* ROWS
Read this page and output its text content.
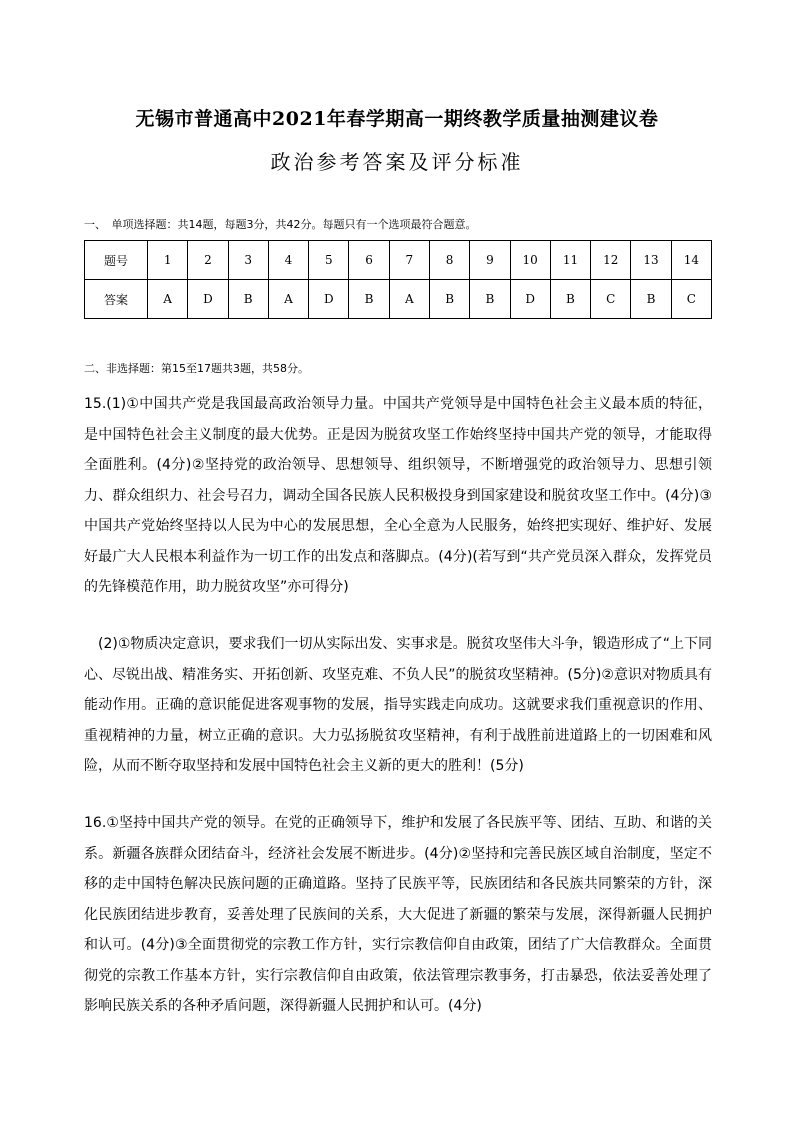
无锡市普通高中2021年春学期高一期终教学质量抽测建议卷
政治参考答案及评分标准
一、　单项选择题：共14题，每题3分，共42分。每题只有一个选项最符合题意。
题号	1	2	3	4	5	6	7	8	9	10	11	12	13	14
答案	A	D	B	A	D	B	A	B	B	D	B	C	B	C
二、非选择题：第15至17题共3题，共58分。
15.(1)①中国共产党是我国最高政治领导力量。中国共产党领导是中国特色社会主义最本质的特征，是中国特色社会主义制度的最大优势。正是因为脱贫攻坚工作始终坚持中国共产党的领导，才能取得全面胜利。(4分)②坚持党的政治领导、思想领导、组织领导，不断增强党的政治领导力、思想引领力、群众组织力、社会号召力，调动全国各民族人民积极投身到国家建设和脱贫攻坚工作中。(4分)③中国共产党始终坚持以人民为中心的发展思想，全心全意为人民服务，始终把实现好、维护好、发展好最广大人民根本利益作为一切工作的出发点和落脚点。(4分)(若写到“共产党员深入群众，发挥党员的先锋模范作用，助力脱贫攻坚”亦可得分)
(2)①物质决定意识，要求我们一切从实际出发、实事求是。脱贫攻坚伟大斗争，锻造形成了“上下同心、尽锐出战、精准务实、开拓创新、攻坚克难、不负人民”的脱贫攻坚精神。(5分)②意识对物质具有能动作用。正确的意识能促进客观事物的发展，指导实践走向成功。这就要求我们重视意识的作用、重视精神的力量，树立正确的意识。大力弘扬脱贫攻坚精神，有利于战胜前进道路上的一切困难和风险，从而不断夺取坚持和发展中国特色社会主义新的更大的胜利！(5分)
16.①坚持中国共产党的领导。在党的正确领导下，维护和发展了各民族平等、团结、互助、和谐的关系。新疆各族群众团结奋斗，经济社会发展不断进步。(4分)②坚持和完善民族区域自治制度，坚定不移的走中国特色解决民族问题的正确道路。坚持了民族平等，民族团结和各民族共同繁荣的方针，深化民族团结进步教育，妥善处理了民族间的关系，大大促进了新疆的繁荣与发展，深得新疆人民拥护和认可。(4分)③全面贯彻党的宗教工作方针，实行宗教信仰自由政策，团结了广大信教群众。全面贯彻党的宗教工作基本方针，实行宗教信仰自由政策，依法管理宗教事务，打击暴恐，依法妥善处理了影响民族关系的各种矛盾问题，深得新疆人民拥护和认可。(4分)
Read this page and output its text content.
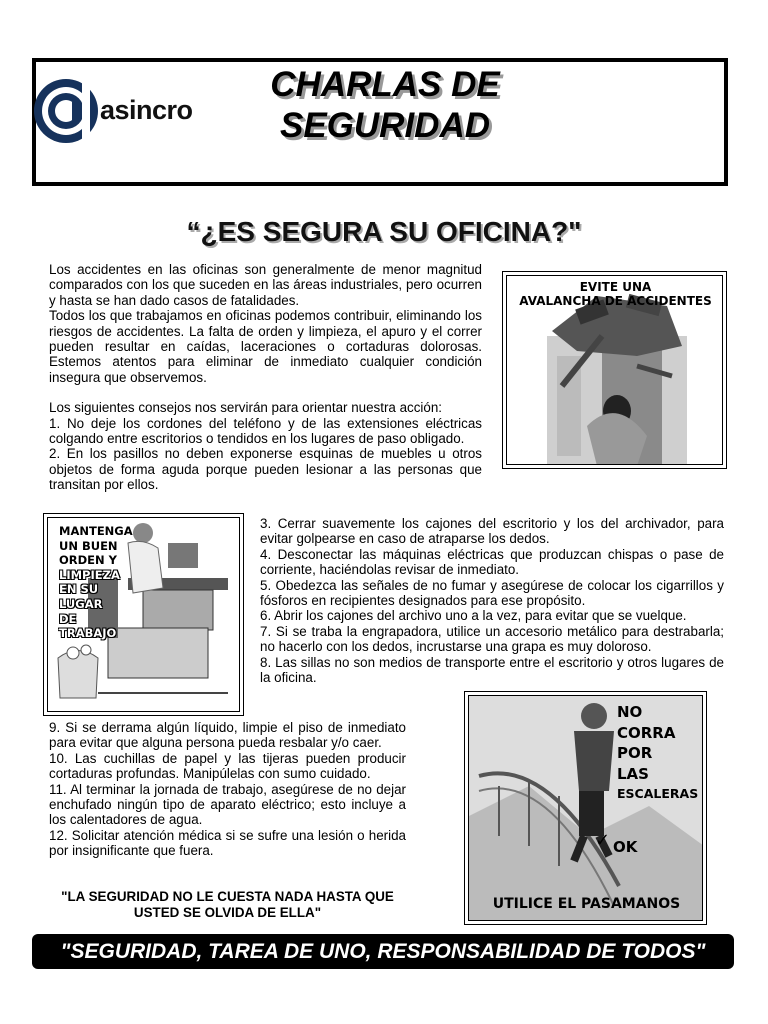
asincro
CHARLAS DE
SEGURIDAD
“¿ES SEGURA SU OFICINA?"

Los accidentes en las oficinas son generalmente de menor magnitud comparados con los que suceden en las áreas industriales, pero ocurren y hasta se han dado casos de fatalidades.

Todos los que trabajamos en oficinas podemos contribuir, eliminando los riesgos de accidentes. La falta de orden y limpieza, el apuro y el correr pueden resultar en caídas, laceraciones o cortaduras dolorosas. Estemos atentos para eliminar de inmediato cualquier condición insegura que observemos.

Los siguientes consejos nos servirán para orientar nuestra acción:

1. No deje los cordones del teléfono y de las extensiones eléctricas colgando entre escritorios o tendidos en los lugares de paso obligado.

2. En los pasillos no deben exponerse esquinas de muebles u otros objetos de forma aguda porque pueden lesionar a las personas que transitan por ellos.

EVITE UNA
AVALANCHA DE ACCIDENTES
MANTENGA
UN BUEN
ORDEN Y
LIMPIEZA
EN SU
LUGAR
DE
TRABAJO

3. Cerrar suavemente los cajones del escritorio y los del archivador, para evitar golpearse en caso de atraparse los dedos.

4. Desconectar las máquinas eléctricas que produzcan chispas o pase de corriente, haciéndolas revisar de inmediato.

5. Obedezca las señales de no fumar y asegúrese de colocar los cigarrillos y fósforos en recipientes designados para ese propósito.

6. Abrir los cajones del archivo uno a la vez, para evitar que se vuelque.

7. Si se traba la engrapadora, utilice un accesorio metálico para destrabarla; no hacerlo con los dedos, incrustarse una grapa es muy doloroso.

8. Las sillas no son medios de transporte entre el escritorio y otros lugares de la oficina.

NO
CORRA
POR
LAS
ESCALERAS
✓ OK
UTILICE EL PASAMANOS

9. Si se derrama algún líquido, limpie el piso de inmediato para evitar que alguna persona pueda resbalar y/o caer.

10. Las cuchillas de papel y las tijeras pueden producir cortaduras profundas. Manipúlelas con sumo cuidado.

11. Al terminar la jornada de trabajo, asegúrese de no dejar enchufado ningún tipo de aparato eléctrico; esto incluye a los calentadores de agua.

12. Solicitar atención médica si se sufre una lesión o herida por insignificante que fuera.

"LA SEGURIDAD NO LE CUESTA NADA HASTA QUE
USTED SE OLVIDA DE ELLA"
"SEGURIDAD, TAREA DE UNO, RESPONSABILIDAD DE TODOS"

* TASK BRIEF
Skip the pictures and print each record exactly as it stands.

* EXERCISE ANSWER
Read this page and output its text content.
无锡市普通高中2021年春学期高一期终教学质量抽测建议卷
政治参考答案及评分标准
一、　单项选择题：共14题，每题3分，共42分。每题只有一个选项最符合题意。
题号	1	2	3	4	5	6	7	8	9	10	11	12	13	14
答案	A	D	B	A	D	B	A	B	B	D	B	C	B	C
二、非选择题：第15至17题共3题，共58分。
15.(1)①中国共产党是我国最高政治领导力量。中国共产党领导是中国特色社会主义最本质的特征，是中国特色社会主义制度的最大优势。正是因为脱贫攻坚工作始终坚持中国共产党的领导，才能取得全面胜利。(4分)②坚持党的政治领导、思想领导、组织领导，不断增强党的政治领导力、思想引领力、群众组织力、社会号召力，调动全国各民族人民积极投身到国家建设和脱贫攻坚工作中。(4分)③中国共产党始终坚持以人民为中心的发展思想，全心全意为人民服务，始终把实现好、维护好、发展好最广大人民根本利益作为一切工作的出发点和落脚点。(4分)(若写到“共产党员深入群众，发挥党员的先锋模范作用，助力脱贫攻坚”亦可得分)
(2)①物质决定意识，要求我们一切从实际出发、实事求是。脱贫攻坚伟大斗争，锻造形成了“上下同心、尽锐出战、精准务实、开拓创新、攻坚克难、不负人民”的脱贫攻坚精神。(5分)②意识对物质具有能动作用。正确的意识能促进客观事物的发展，指导实践走向成功。这就要求我们重视意识的作用、重视精神的力量，树立正确的意识。大力弘扬脱贫攻坚精神，有利于战胜前进道路上的一切困难和风险，从而不断夺取坚持和发展中国特色社会主义新的更大的胜利！(5分)
16.①坚持中国共产党的领导。在党的正确领导下，维护和发展了各民族平等、团结、互助、和谐的关系。新疆各族群众团结奋斗，经济社会发展不断进步。(4分)②坚持和完善民族区域自治制度，坚定不移的走中国特色解决民族问题的正确道路。坚持了民族平等，民族团结和各民族共同繁荣的方针，深化民族团结进步教育，妥善处理了民族间的关系，大大促进了新疆的繁荣与发展，深得新疆人民拥护和认可。(4分)③全面贯彻党的宗教工作方针，实行宗教信仰自由政策，团结了广大信教群众。全面贯彻党的宗教工作基本方针，实行宗教信仰自由政策，依法管理宗教事务，打击暴恐，依法妥善处理了影响民族关系的各种矛盾问题，深得新疆人民拥护和认可。(4分)
Read this page and output its text content.
asincro
CHARLAS DE
SEGURIDAD
“¿ES SEGURA SU OFICINA?"

Los accidentes en las oficinas son generalmente de menor magnitud comparados con los que suceden en las áreas industriales, pero ocurren y hasta se han dado casos de fatalidades.

Todos los que trabajamos en oficinas podemos contribuir, eliminando los riesgos de accidentes. La falta de orden y limpieza, el apuro y el correr pueden resultar en caídas, laceraciones o cortaduras dolorosas. Estemos atentos para eliminar de inmediato cualquier condición insegura que observemos.

Los siguientes consejos nos servirán para orientar nuestra acción:

1. No deje los cordones del teléfono y de las extensiones eléctricas colgando entre escritorios o tendidos en los lugares de paso obligado.

2. En los pasillos no deben exponerse esquinas de muebles u otros objetos de forma aguda porque pueden lesionar a las personas que transitan por ellos.

EVITE UNA
AVALANCHA DE ACCIDENTES
MANTENGA
UN BUEN
ORDEN Y
LIMPIEZA
EN SU
LUGAR
DE
TRABAJO

3. Cerrar suavemente los cajones del escritorio y los del archivador, para evitar golpearse en caso de atraparse los dedos.

4. Desconectar las máquinas eléctricas que produzcan chispas o pase de corriente, haciéndolas revisar de inmediato.

5. Obedezca las señales de no fumar y asegúrese de colocar los cigarrillos y fósforos en recipientes designados para ese propósito.

6. Abrir los cajones del archivo uno a la vez, para evitar que se vuelque.

7. Si se traba la engrapadora, utilice un accesorio metálico para destrabarla; no hacerlo con los dedos, incrustarse una grapa es muy doloroso.

8. Las sillas no son medios de transporte entre el escritorio y otros lugares de la oficina.

NO
CORRA
POR
LAS
ESCALERAS
✓ OK
UTILICE EL PASAMANOS

9. Si se derrama algún líquido, limpie el piso de inmediato para evitar que alguna persona pueda resbalar y/o caer.

10. Las cuchillas de papel y las tijeras pueden producir cortaduras profundas. Manipúlelas con sumo cuidado.

11. Al terminar la jornada de trabajo, asegúrese de no dejar enchufado ningún tipo de aparato eléctrico; esto incluye a los calentadores de agua.

12. Solicitar atención médica si se sufre una lesión o herida por insignificante que fuera.

"LA SEGURIDAD NO LE CUESTA NADA HASTA QUE
USTED SE OLVIDA DE ELLA"
"SEGURIDAD, TAREA DE UNO, RESPONSABILIDAD DE TODOS"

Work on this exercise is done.